Aim of the exercise
Copy every line that contains the string "Test" from the entries below.

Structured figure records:

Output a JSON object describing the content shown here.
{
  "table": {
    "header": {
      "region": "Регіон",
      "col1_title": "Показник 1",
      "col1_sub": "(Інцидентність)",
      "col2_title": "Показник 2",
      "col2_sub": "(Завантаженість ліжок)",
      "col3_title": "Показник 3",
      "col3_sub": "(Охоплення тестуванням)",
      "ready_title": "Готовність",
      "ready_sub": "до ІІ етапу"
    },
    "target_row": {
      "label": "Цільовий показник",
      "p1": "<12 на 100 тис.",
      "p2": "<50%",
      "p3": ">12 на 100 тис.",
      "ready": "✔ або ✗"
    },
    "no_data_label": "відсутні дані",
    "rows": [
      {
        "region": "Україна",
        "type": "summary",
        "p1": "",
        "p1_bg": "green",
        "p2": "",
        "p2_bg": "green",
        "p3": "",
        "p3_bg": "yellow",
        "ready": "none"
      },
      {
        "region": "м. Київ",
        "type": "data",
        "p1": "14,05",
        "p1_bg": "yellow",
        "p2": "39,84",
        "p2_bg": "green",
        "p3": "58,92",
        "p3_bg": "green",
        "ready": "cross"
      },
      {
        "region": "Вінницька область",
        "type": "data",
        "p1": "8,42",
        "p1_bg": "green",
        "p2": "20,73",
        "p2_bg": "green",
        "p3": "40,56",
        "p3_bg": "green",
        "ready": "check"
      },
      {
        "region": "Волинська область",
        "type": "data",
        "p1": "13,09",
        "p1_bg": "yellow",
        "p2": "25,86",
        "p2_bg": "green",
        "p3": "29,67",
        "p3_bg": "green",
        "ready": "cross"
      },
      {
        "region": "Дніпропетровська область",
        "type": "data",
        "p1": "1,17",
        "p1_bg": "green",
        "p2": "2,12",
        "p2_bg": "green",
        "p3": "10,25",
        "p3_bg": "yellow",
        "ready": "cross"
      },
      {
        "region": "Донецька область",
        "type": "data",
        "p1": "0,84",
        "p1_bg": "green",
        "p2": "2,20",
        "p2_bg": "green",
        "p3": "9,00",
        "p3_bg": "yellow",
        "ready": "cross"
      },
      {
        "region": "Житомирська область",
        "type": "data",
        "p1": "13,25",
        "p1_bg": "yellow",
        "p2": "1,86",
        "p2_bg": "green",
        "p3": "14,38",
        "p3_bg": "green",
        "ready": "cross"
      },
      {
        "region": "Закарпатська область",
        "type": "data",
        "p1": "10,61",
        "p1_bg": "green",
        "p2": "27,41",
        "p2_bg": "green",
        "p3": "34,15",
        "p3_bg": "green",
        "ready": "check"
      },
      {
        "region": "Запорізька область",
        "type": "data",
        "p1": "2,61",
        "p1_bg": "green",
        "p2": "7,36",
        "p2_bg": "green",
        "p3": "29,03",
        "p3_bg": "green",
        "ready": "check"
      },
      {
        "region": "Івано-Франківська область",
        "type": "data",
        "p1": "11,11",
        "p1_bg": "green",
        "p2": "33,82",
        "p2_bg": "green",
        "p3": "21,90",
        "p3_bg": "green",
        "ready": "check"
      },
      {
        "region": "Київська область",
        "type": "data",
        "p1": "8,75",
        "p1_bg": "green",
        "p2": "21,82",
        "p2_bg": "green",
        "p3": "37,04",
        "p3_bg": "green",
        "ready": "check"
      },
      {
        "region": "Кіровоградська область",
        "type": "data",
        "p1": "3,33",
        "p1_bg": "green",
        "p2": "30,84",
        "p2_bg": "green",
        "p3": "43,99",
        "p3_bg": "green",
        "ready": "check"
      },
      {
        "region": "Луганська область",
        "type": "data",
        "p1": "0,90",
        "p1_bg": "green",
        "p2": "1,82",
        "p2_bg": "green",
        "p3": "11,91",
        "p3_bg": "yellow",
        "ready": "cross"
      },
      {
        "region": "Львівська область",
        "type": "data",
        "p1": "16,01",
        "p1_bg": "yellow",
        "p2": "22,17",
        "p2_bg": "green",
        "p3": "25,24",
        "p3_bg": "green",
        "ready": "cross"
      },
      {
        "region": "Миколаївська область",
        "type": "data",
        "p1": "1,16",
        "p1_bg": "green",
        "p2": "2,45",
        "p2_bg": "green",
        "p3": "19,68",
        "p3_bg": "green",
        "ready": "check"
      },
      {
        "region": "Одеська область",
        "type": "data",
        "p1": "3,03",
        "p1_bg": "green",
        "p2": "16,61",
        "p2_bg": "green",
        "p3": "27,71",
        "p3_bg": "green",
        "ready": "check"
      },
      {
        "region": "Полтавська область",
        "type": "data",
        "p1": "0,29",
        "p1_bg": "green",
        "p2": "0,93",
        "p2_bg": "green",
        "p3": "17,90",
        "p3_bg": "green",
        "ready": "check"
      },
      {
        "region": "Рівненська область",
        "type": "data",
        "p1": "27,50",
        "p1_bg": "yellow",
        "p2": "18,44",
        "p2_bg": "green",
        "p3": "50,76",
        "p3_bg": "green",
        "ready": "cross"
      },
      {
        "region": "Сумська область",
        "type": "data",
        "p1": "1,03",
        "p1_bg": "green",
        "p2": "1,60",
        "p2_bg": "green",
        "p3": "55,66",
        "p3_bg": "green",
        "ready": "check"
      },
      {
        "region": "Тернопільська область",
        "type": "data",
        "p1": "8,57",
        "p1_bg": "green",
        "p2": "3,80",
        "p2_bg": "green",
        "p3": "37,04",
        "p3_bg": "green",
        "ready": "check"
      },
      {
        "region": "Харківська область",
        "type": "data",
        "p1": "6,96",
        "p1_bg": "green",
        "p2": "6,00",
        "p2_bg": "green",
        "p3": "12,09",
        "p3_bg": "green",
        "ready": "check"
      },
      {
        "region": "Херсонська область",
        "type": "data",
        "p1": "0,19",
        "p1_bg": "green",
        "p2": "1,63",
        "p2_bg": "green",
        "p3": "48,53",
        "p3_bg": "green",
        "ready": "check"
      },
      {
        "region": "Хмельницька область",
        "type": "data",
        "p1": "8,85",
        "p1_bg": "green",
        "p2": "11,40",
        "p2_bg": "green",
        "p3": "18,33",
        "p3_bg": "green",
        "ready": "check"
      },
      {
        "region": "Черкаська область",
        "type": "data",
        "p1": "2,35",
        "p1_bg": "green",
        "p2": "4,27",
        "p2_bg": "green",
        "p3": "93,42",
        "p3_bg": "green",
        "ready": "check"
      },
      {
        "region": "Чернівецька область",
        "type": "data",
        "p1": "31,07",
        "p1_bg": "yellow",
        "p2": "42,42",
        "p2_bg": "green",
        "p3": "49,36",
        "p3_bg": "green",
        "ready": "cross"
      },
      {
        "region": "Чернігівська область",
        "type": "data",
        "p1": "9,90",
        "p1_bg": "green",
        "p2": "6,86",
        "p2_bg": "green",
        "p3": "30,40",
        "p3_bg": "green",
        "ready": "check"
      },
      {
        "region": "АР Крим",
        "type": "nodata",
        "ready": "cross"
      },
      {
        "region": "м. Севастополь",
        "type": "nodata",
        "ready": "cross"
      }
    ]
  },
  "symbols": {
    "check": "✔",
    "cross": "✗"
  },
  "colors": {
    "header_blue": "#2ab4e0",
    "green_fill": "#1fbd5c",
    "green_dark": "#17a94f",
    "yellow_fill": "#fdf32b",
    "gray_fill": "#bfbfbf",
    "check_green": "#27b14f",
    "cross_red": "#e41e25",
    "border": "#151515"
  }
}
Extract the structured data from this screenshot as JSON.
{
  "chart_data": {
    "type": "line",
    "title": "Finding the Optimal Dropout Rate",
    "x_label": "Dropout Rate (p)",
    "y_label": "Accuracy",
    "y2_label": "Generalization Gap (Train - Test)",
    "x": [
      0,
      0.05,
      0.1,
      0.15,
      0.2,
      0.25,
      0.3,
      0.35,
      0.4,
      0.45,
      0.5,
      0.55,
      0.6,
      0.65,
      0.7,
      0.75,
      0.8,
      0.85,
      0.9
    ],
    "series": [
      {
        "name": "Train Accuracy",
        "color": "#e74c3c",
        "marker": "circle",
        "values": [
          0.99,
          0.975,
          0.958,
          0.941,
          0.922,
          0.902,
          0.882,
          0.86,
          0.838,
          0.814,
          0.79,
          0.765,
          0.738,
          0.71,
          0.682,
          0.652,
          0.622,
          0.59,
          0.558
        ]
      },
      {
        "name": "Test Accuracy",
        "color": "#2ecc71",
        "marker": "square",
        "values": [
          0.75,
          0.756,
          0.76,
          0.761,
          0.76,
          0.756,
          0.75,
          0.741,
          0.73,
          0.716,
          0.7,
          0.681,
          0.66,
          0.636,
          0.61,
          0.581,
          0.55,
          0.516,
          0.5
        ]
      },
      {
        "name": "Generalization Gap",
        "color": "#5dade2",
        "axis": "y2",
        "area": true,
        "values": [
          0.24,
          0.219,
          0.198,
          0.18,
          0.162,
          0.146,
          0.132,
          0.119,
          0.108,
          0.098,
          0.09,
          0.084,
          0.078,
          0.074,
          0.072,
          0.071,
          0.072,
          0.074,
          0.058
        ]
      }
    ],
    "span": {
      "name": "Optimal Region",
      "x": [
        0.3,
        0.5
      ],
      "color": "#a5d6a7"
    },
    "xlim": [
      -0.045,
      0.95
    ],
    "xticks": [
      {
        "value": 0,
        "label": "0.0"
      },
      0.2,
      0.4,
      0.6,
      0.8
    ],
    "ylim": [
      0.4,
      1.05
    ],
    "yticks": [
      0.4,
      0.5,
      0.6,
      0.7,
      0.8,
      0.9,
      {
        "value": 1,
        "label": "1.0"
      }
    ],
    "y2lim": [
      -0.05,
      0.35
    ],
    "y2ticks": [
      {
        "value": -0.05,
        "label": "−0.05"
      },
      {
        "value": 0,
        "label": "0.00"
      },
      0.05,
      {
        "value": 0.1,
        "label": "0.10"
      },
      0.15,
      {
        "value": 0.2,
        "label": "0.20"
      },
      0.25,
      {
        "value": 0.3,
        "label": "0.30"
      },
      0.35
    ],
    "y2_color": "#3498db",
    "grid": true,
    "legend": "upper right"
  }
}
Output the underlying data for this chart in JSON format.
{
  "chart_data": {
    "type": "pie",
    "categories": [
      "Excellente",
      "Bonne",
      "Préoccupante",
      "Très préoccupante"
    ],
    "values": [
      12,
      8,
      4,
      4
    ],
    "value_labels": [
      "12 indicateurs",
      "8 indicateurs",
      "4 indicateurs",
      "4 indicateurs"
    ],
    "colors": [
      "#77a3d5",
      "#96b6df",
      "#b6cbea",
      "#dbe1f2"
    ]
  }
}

Solution to this problem
    "y2_label": "Generalization Gap (Train - Test)",
        "name": "Test Accuracy",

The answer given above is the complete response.